## Problem statement
Read through the records below and copy each line that uses the word "structure".

## Record extracts
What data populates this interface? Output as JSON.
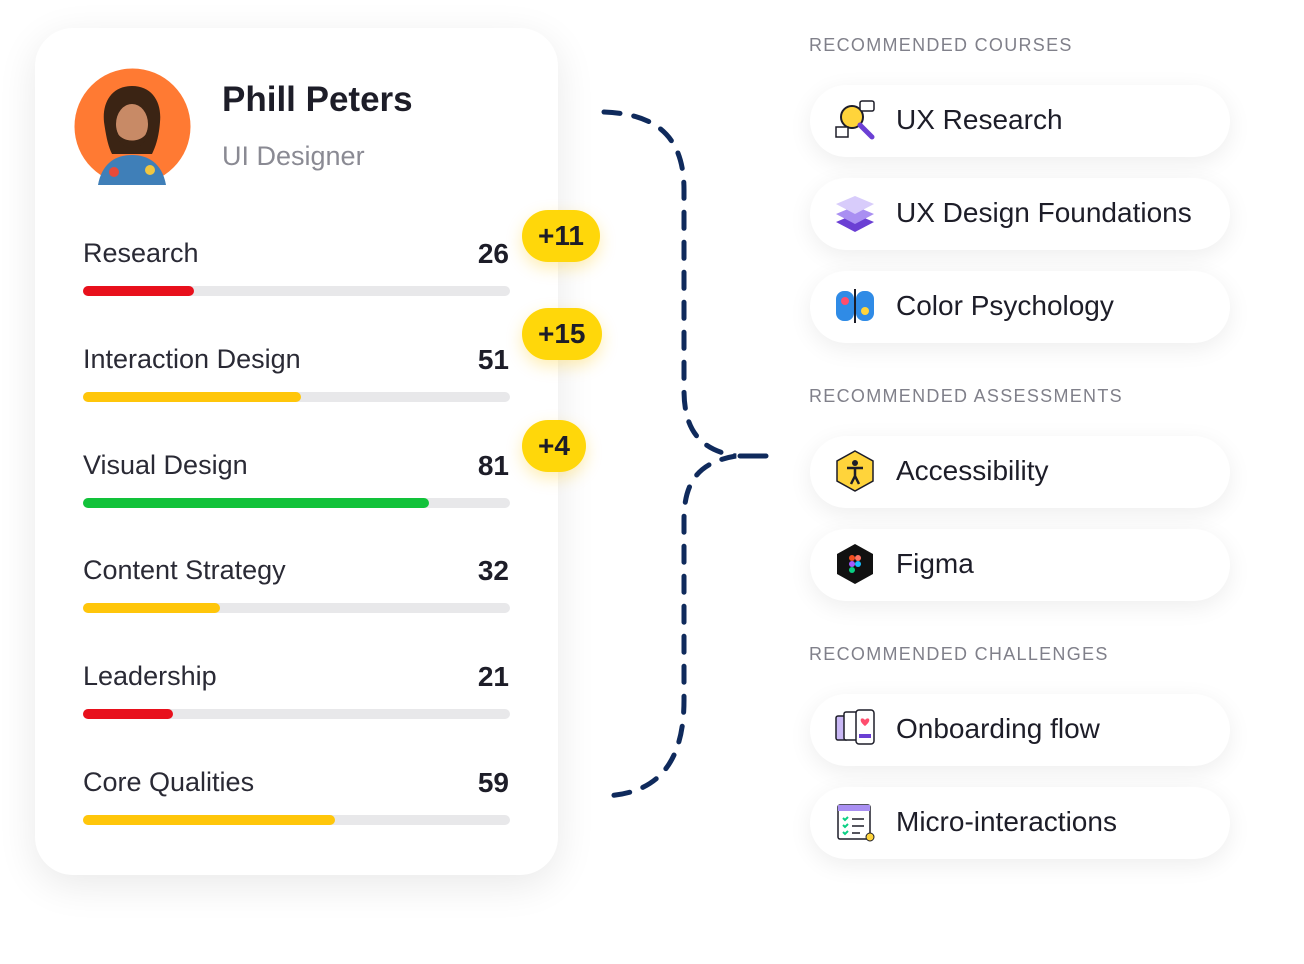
{
  "profile": {
    "name": "Phill Peters",
    "role": "UI Designer"
  },
  "skills": [
    {
      "label": "Research",
      "value": 26,
      "color": "#e8101c"
    },
    {
      "label": "Interaction Design",
      "value": 51,
      "color": "#ffc60a"
    },
    {
      "label": "Visual Design",
      "value": 81,
      "color": "#12c23a"
    },
    {
      "label": "Content Strategy",
      "value": 32,
      "color": "#ffc60a"
    },
    {
      "label": "Leadership",
      "value": 21,
      "color": "#e8101c"
    },
    {
      "label": "Core Qualities",
      "value": 59,
      "color": "#ffc60a"
    }
  ],
  "gains": [
    "+11",
    "+15",
    "+4"
  ],
  "sections": [
    {
      "title": "RECOMMENDED COURSES",
      "items": [
        "UX Research",
        "UX Design Foundations",
        "Color Psychology"
      ]
    },
    {
      "title": "RECOMMENDED ASSESSMENTS",
      "items": [
        "Accessibility",
        "Figma"
      ]
    },
    {
      "title": "RECOMMENDED CHALLENGES",
      "items": [
        "Onboarding flow",
        "Micro-interactions"
      ]
    }
  ]
}
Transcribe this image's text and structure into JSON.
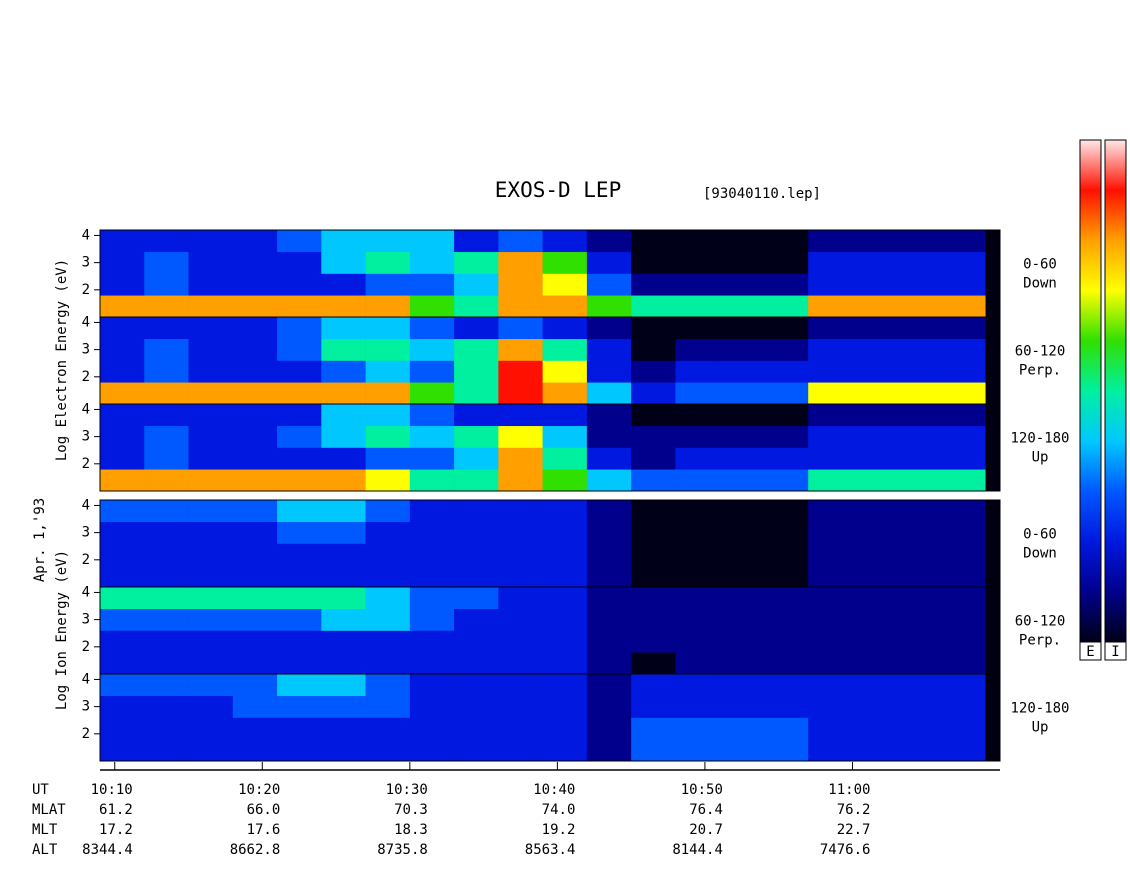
{
  "chart_data": {
    "type": "spectrogram",
    "title": "EXOS-D LEP",
    "subtitle": "[93040110.lep]",
    "date_label": "Apr. 1,'93",
    "group_labels": [
      "Log Electron Energy (eV)",
      "Log Ion Energy (eV)"
    ],
    "colorbar_labels": [
      "E",
      "I"
    ],
    "colorscale": [
      "#000018",
      "#00008c",
      "#0018e0",
      "#0058ff",
      "#00c8ff",
      "#00f0a0",
      "#30e000",
      "#ffff00",
      "#ffa000",
      "#ff1000",
      "#ffe8e8"
    ],
    "xlim": [
      609,
      670
    ],
    "xticks": [
      {
        "value": 610,
        "label": "10:10"
      },
      {
        "value": 620,
        "label": "10:20"
      },
      {
        "value": 630,
        "label": "10:30"
      },
      {
        "value": 640,
        "label": "10:40"
      },
      {
        "value": 650,
        "label": "10:50"
      },
      {
        "value": 660,
        "label": "11:00"
      }
    ],
    "ylim": [
      1,
      4.2
    ],
    "yticks": [
      2,
      3,
      4
    ],
    "time_bins": [
      609,
      612,
      615,
      618,
      621,
      624,
      627,
      630,
      633,
      636,
      639,
      642,
      645,
      648,
      651,
      654,
      657,
      660,
      663,
      666,
      669
    ],
    "energy_bins": [
      1,
      1.8,
      2.6,
      3.4,
      4.2
    ],
    "panels": [
      {
        "group": 0,
        "label": [
          "0-60",
          "Down"
        ],
        "values": [
          [
            8,
            8,
            8,
            8,
            8,
            8,
            8,
            6,
            5,
            8,
            8,
            6,
            5,
            5,
            5,
            5,
            8,
            8,
            8,
            8
          ],
          [
            2,
            3,
            2,
            2,
            2,
            2,
            3,
            3,
            4,
            8,
            7,
            3,
            1,
            1,
            1,
            1,
            2,
            2,
            2,
            2
          ],
          [
            2,
            3,
            2,
            2,
            2,
            4,
            5,
            4,
            5,
            8,
            6,
            2,
            0,
            0,
            0,
            0,
            2,
            2,
            2,
            2
          ],
          [
            2,
            2,
            2,
            2,
            3,
            4,
            4,
            4,
            2,
            3,
            2,
            1,
            0,
            0,
            0,
            0,
            1,
            1,
            1,
            1
          ]
        ]
      },
      {
        "group": 0,
        "label": [
          "60-120",
          "Perp."
        ],
        "values": [
          [
            8,
            8,
            8,
            8,
            8,
            8,
            8,
            6,
            5,
            9,
            8,
            4,
            2,
            3,
            3,
            3,
            7,
            7,
            7,
            7
          ],
          [
            2,
            3,
            2,
            2,
            2,
            3,
            4,
            3,
            5,
            9,
            7,
            2,
            1,
            2,
            2,
            2,
            2,
            2,
            2,
            2
          ],
          [
            2,
            3,
            2,
            2,
            3,
            5,
            5,
            4,
            5,
            8,
            5,
            2,
            0,
            1,
            1,
            1,
            2,
            2,
            2,
            2
          ],
          [
            2,
            2,
            2,
            2,
            3,
            4,
            4,
            3,
            2,
            3,
            2,
            1,
            0,
            0,
            0,
            0,
            1,
            1,
            1,
            1
          ]
        ]
      },
      {
        "group": 0,
        "label": [
          "120-180",
          "Up"
        ],
        "values": [
          [
            8,
            8,
            8,
            8,
            8,
            8,
            7,
            5,
            5,
            8,
            6,
            4,
            3,
            3,
            3,
            3,
            5,
            5,
            5,
            5
          ],
          [
            2,
            3,
            2,
            2,
            2,
            2,
            3,
            3,
            4,
            8,
            5,
            2,
            1,
            2,
            2,
            2,
            2,
            2,
            2,
            2
          ],
          [
            2,
            3,
            2,
            2,
            3,
            4,
            5,
            4,
            5,
            7,
            4,
            1,
            1,
            1,
            1,
            1,
            2,
            2,
            2,
            2
          ],
          [
            2,
            2,
            2,
            2,
            2,
            4,
            4,
            3,
            2,
            2,
            2,
            1,
            0,
            0,
            0,
            0,
            1,
            1,
            1,
            1
          ]
        ]
      },
      {
        "group": 1,
        "label": [
          "0-60",
          "Down"
        ],
        "values": [
          [
            2,
            2,
            2,
            2,
            2,
            2,
            2,
            2,
            2,
            2,
            2,
            1,
            0,
            0,
            0,
            0,
            1,
            1,
            1,
            1
          ],
          [
            2,
            2,
            2,
            2,
            2,
            2,
            2,
            2,
            2,
            2,
            2,
            1,
            0,
            0,
            0,
            0,
            1,
            1,
            1,
            1
          ],
          [
            2,
            2,
            2,
            2,
            3,
            3,
            2,
            2,
            2,
            2,
            2,
            1,
            0,
            0,
            0,
            0,
            1,
            1,
            1,
            1
          ],
          [
            3,
            3,
            3,
            3,
            4,
            4,
            3,
            2,
            2,
            2,
            2,
            1,
            0,
            0,
            0,
            0,
            1,
            1,
            1,
            1
          ]
        ]
      },
      {
        "group": 1,
        "label": [
          "60-120",
          "Perp."
        ],
        "values": [
          [
            2,
            2,
            2,
            2,
            2,
            2,
            2,
            2,
            2,
            2,
            2,
            1,
            0,
            1,
            1,
            1,
            1,
            1,
            1,
            1
          ],
          [
            2,
            2,
            2,
            2,
            2,
            2,
            2,
            2,
            2,
            2,
            2,
            1,
            1,
            1,
            1,
            1,
            1,
            1,
            1,
            1
          ],
          [
            3,
            3,
            3,
            3,
            3,
            4,
            4,
            3,
            2,
            2,
            2,
            1,
            1,
            1,
            1,
            1,
            1,
            1,
            1,
            1
          ],
          [
            5,
            5,
            5,
            5,
            5,
            5,
            4,
            3,
            3,
            2,
            2,
            1,
            1,
            1,
            1,
            1,
            1,
            1,
            1,
            1
          ]
        ]
      },
      {
        "group": 1,
        "label": [
          "120-180",
          "Up"
        ],
        "values": [
          [
            2,
            2,
            2,
            2,
            2,
            2,
            2,
            2,
            2,
            2,
            2,
            1,
            3,
            3,
            3,
            3,
            2,
            2,
            2,
            2
          ],
          [
            2,
            2,
            2,
            2,
            2,
            2,
            2,
            2,
            2,
            2,
            2,
            1,
            3,
            3,
            3,
            3,
            2,
            2,
            2,
            2
          ],
          [
            2,
            2,
            2,
            3,
            3,
            3,
            3,
            2,
            2,
            2,
            2,
            1,
            2,
            2,
            2,
            2,
            2,
            2,
            2,
            2
          ],
          [
            3,
            3,
            3,
            3,
            4,
            4,
            3,
            2,
            2,
            2,
            2,
            1,
            2,
            2,
            2,
            2,
            2,
            2,
            2,
            2
          ]
        ]
      }
    ],
    "table": {
      "row_labels": [
        "UT",
        "MLAT",
        "MLT",
        "ALT"
      ],
      "rows": [
        [
          "61.2",
          "66.0",
          "70.3",
          "74.0",
          "76.4",
          "76.2"
        ],
        [
          "17.2",
          "17.6",
          "18.3",
          "19.2",
          "20.7",
          "22.7"
        ],
        [
          "8344.4",
          "8662.8",
          "8735.8",
          "8563.4",
          "8144.4",
          "7476.6"
        ]
      ]
    }
  }
}
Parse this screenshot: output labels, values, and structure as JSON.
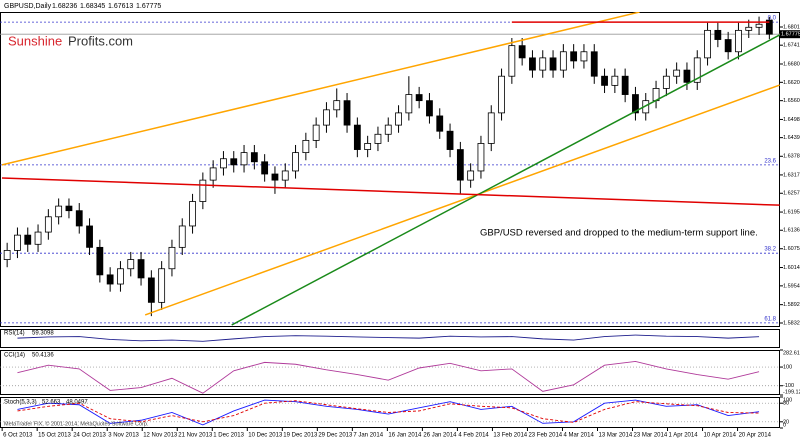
{
  "chart_data": [
    {
      "type": "candlestick",
      "title": "GBPUSD,Daily",
      "watermark": [
        "Sunshine",
        "Profits.com"
      ],
      "annotation": "GBP/USD reversed and dropped to the medium-term support line.",
      "ylim": [
        1.58194,
        1.68501
      ],
      "yticks": [
        {
          "value": 1.6801,
          "label": "1.68010"
        },
        {
          "value": 1.67415,
          "label": "1.67415"
        },
        {
          "value": 1.668,
          "label": "1.66800"
        },
        {
          "value": 1.662,
          "label": "1.66200"
        },
        {
          "value": 1.656,
          "label": "1.65600"
        },
        {
          "value": 1.64985,
          "label": "1.64985"
        },
        {
          "value": 1.6439,
          "label": "1.64390"
        },
        {
          "value": 1.6378,
          "label": "1.63780"
        },
        {
          "value": 1.6317,
          "label": "1.63170"
        },
        {
          "value": 1.6257,
          "label": "1.62570"
        },
        {
          "value": 1.61955,
          "label": "1.61955"
        },
        {
          "value": 1.6136,
          "label": "1.61360"
        },
        {
          "value": 1.60755,
          "label": "1.60755"
        },
        {
          "value": 1.6014,
          "label": "1.60140"
        },
        {
          "value": 1.5954,
          "label": "1.59540"
        },
        {
          "value": 1.58925,
          "label": "1.58925"
        },
        {
          "value": 1.58325,
          "label": "1.58325"
        }
      ],
      "xticks": [
        {
          "value": 0,
          "label": "6 Oct 2013"
        },
        {
          "value": 3.4,
          "label": "15 Oct 2013"
        },
        {
          "value": 6.8,
          "label": "24 Oct 2013"
        },
        {
          "value": 10.2,
          "label": "3 Nov 2013"
        },
        {
          "value": 13.6,
          "label": "12 Nov 2013"
        },
        {
          "value": 17,
          "label": "21 Nov 2013"
        },
        {
          "value": 20.4,
          "label": "1 Dec 2013"
        },
        {
          "value": 23.8,
          "label": "10 Dec 2013"
        },
        {
          "value": 27.2,
          "label": "19 Dec 2013"
        },
        {
          "value": 30.6,
          "label": "29 Dec 2013"
        },
        {
          "value": 34,
          "label": "7 Jan 2014"
        },
        {
          "value": 37.4,
          "label": "16 Jan 2014"
        },
        {
          "value": 40.8,
          "label": "26 Jan 2014"
        },
        {
          "value": 44.2,
          "label": "4 Feb 2014"
        },
        {
          "value": 47.6,
          "label": "13 Feb 2014"
        },
        {
          "value": 51,
          "label": "23 Feb 2014"
        },
        {
          "value": 54.4,
          "label": "4 Mar 2014"
        },
        {
          "value": 57.8,
          "label": "13 Mar 2014"
        },
        {
          "value": 61.2,
          "label": "23 Mar 2014"
        },
        {
          "value": 64.6,
          "label": "1 Apr 2014"
        },
        {
          "value": 68,
          "label": "10 Apr 2014"
        },
        {
          "value": 71.4,
          "label": "20 Apr 2014"
        }
      ],
      "open": [
        1.604,
        1.607,
        1.612,
        1.609,
        1.613,
        1.618,
        1.6215,
        1.62,
        1.615,
        1.608,
        1.599,
        1.596,
        1.601,
        1.604,
        1.598,
        1.59,
        1.601,
        1.608,
        1.615,
        1.623,
        1.63,
        1.634,
        1.637,
        1.635,
        1.639,
        1.636,
        1.632,
        1.63,
        1.633,
        1.639,
        1.643,
        1.648,
        1.653,
        1.656,
        1.648,
        1.64,
        1.642,
        1.645,
        1.648,
        1.652,
        1.658,
        1.656,
        1.651,
        1.646,
        1.64,
        1.63,
        1.633,
        1.642,
        1.652,
        1.664,
        1.674,
        1.67,
        1.666,
        1.67,
        1.666,
        1.672,
        1.669,
        1.672,
        1.664,
        1.661,
        1.664,
        1.658,
        1.652,
        1.656,
        1.66,
        1.664,
        1.666,
        1.662,
        1.67,
        1.679,
        1.676,
        1.672,
        1.679,
        1.68,
        1.68236
      ],
      "high": [
        1.6095,
        1.6145,
        1.6145,
        1.6155,
        1.6205,
        1.624,
        1.624,
        1.6225,
        1.6175,
        1.6105,
        1.6015,
        1.6035,
        1.6065,
        1.6065,
        1.6005,
        1.6035,
        1.6105,
        1.6175,
        1.6255,
        1.6325,
        1.6365,
        1.6395,
        1.6395,
        1.6415,
        1.6415,
        1.6385,
        1.6345,
        1.6355,
        1.6415,
        1.6455,
        1.6505,
        1.6555,
        1.66,
        1.6585,
        1.6505,
        1.6445,
        1.6475,
        1.6505,
        1.6545,
        1.664,
        1.6605,
        1.6585,
        1.6535,
        1.6485,
        1.6425,
        1.6355,
        1.6445,
        1.6545,
        1.6665,
        1.6765,
        1.6765,
        1.6725,
        1.6725,
        1.6725,
        1.6745,
        1.6745,
        1.6745,
        1.6745,
        1.6665,
        1.6665,
        1.6665,
        1.6605,
        1.6585,
        1.6625,
        1.6665,
        1.6685,
        1.6685,
        1.6725,
        1.6815,
        1.6815,
        1.6785,
        1.6815,
        1.6825,
        1.6835,
        1.68345
      ],
      "low": [
        1.6015,
        1.6045,
        1.6065,
        1.6065,
        1.6105,
        1.6155,
        1.6175,
        1.6125,
        1.6055,
        1.5965,
        1.5935,
        1.5935,
        1.5985,
        1.5955,
        1.5855,
        1.5875,
        1.5985,
        1.6055,
        1.6125,
        1.6205,
        1.6275,
        1.6315,
        1.6325,
        1.6325,
        1.6335,
        1.6295,
        1.6255,
        1.6275,
        1.6305,
        1.6365,
        1.6405,
        1.6455,
        1.6505,
        1.6455,
        1.6375,
        1.6375,
        1.6395,
        1.6425,
        1.6455,
        1.6495,
        1.6535,
        1.6485,
        1.6435,
        1.6375,
        1.6255,
        1.6275,
        1.6305,
        1.6395,
        1.6495,
        1.6615,
        1.6675,
        1.6635,
        1.6635,
        1.6635,
        1.6635,
        1.6665,
        1.6665,
        1.6615,
        1.6585,
        1.6585,
        1.6555,
        1.6495,
        1.6495,
        1.6535,
        1.6575,
        1.6615,
        1.6595,
        1.6595,
        1.6675,
        1.6735,
        1.6695,
        1.6695,
        1.6765,
        1.6775,
        1.67613
      ],
      "close": [
        1.607,
        1.612,
        1.609,
        1.613,
        1.618,
        1.6215,
        1.62,
        1.615,
        1.608,
        1.599,
        1.596,
        1.601,
        1.604,
        1.598,
        1.59,
        1.601,
        1.608,
        1.615,
        1.623,
        1.63,
        1.634,
        1.637,
        1.635,
        1.639,
        1.636,
        1.632,
        1.63,
        1.633,
        1.639,
        1.643,
        1.648,
        1.653,
        1.656,
        1.648,
        1.64,
        1.642,
        1.645,
        1.648,
        1.652,
        1.658,
        1.656,
        1.651,
        1.646,
        1.64,
        1.63,
        1.633,
        1.642,
        1.652,
        1.664,
        1.674,
        1.67,
        1.666,
        1.67,
        1.666,
        1.672,
        1.669,
        1.672,
        1.664,
        1.661,
        1.664,
        1.658,
        1.652,
        1.656,
        1.66,
        1.664,
        1.666,
        1.662,
        1.67,
        1.679,
        1.676,
        1.672,
        1.679,
        1.68,
        1.681,
        1.67775
      ],
      "levels": [
        {
          "name": "0.0",
          "price": 1.6817
        },
        {
          "name": "23.6",
          "price": 1.635
        },
        {
          "name": "38.2",
          "price": 1.6061
        },
        {
          "name": "61.8",
          "price": 1.5833
        }
      ],
      "level_color": "#3333cc",
      "trendlines": [
        {
          "color": "#ffa500",
          "x": [
            -0.5,
            61.4
          ],
          "y": [
            1.635,
            1.685
          ]
        },
        {
          "color": "#ffa500",
          "x": [
            13.4,
            75
          ],
          "y": [
            1.5859,
            1.6611
          ]
        },
        {
          "color": "#1a8a1a",
          "x": [
            21.8,
            75
          ],
          "y": [
            1.5826,
            1.6775
          ]
        },
        {
          "color": "#e00000",
          "x": [
            -0.5,
            75
          ],
          "y": [
            1.6307,
            1.6218
          ]
        },
        {
          "color": "#e00000",
          "x": [
            49,
            74
          ],
          "y": [
            1.6817,
            1.6817
          ]
        }
      ],
      "copyright": "MetaTrader FIX, © 2001-2014, MetaQuotes Software Corp."
    },
    {
      "type": "line",
      "title": "RSI(14)",
      "ylim": [
        0,
        100
      ],
      "x": [
        1,
        4,
        7,
        10,
        13,
        16,
        19,
        22,
        25,
        28,
        31,
        34,
        37,
        40,
        43,
        46,
        49,
        52,
        55,
        58,
        61,
        64,
        67,
        70,
        73
      ],
      "series": [
        {
          "color": "#1e1e8c",
          "values": [
            52,
            58,
            60,
            45,
            38,
            42,
            35,
            48,
            60,
            65,
            62,
            58,
            55,
            52,
            62,
            58,
            60,
            48,
            42,
            60,
            68,
            62,
            60,
            52,
            59.3098
          ]
        }
      ]
    },
    {
      "type": "line",
      "title": "CCI(14)",
      "ylim": [
        -199.1241,
        282.6171
      ],
      "yticks": [
        282.6171,
        100,
        -100,
        -199.1241
      ],
      "x": [
        1,
        4,
        7,
        10,
        13,
        16,
        19,
        22,
        25,
        28,
        31,
        34,
        37,
        40,
        43,
        46,
        49,
        52,
        55,
        58,
        61,
        64,
        67,
        70,
        73
      ],
      "series": [
        {
          "color": "#b03a9a",
          "values": [
            40,
            120,
            80,
            -150,
            -120,
            -20,
            -180,
            60,
            150,
            130,
            70,
            20,
            -40,
            90,
            140,
            60,
            80,
            -160,
            -90,
            120,
            160,
            80,
            20,
            -30,
            50.4136
          ]
        }
      ]
    },
    {
      "type": "line",
      "title": "Stoch(5,3,3)",
      "ylim": [
        0,
        100
      ],
      "yticks": [
        100,
        80,
        20,
        0
      ],
      "x": [
        1,
        4,
        7,
        10,
        13,
        16,
        19,
        22,
        25,
        28,
        31,
        34,
        37,
        40,
        43,
        46,
        49,
        52,
        55,
        58,
        61,
        64,
        67,
        70,
        73
      ],
      "series": [
        {
          "color": "#1a1aff",
          "values": [
            60,
            80,
            75,
            15,
            25,
            50,
            10,
            55,
            90,
            85,
            70,
            60,
            45,
            65,
            85,
            60,
            70,
            15,
            20,
            80,
            90,
            70,
            75,
            40,
            52.663
          ]
        },
        {
          "color": "#e00000",
          "dashed": true,
          "values": [
            55,
            70,
            80,
            30,
            20,
            40,
            20,
            40,
            80,
            88,
            75,
            62,
            50,
            55,
            78,
            70,
            65,
            30,
            18,
            60,
            85,
            78,
            72,
            50,
            48.0497
          ]
        }
      ]
    }
  ]
}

## The response
Transcribe this image's text and structure into JSON.
Parse this screenshot: output labels, values, and structure as JSON.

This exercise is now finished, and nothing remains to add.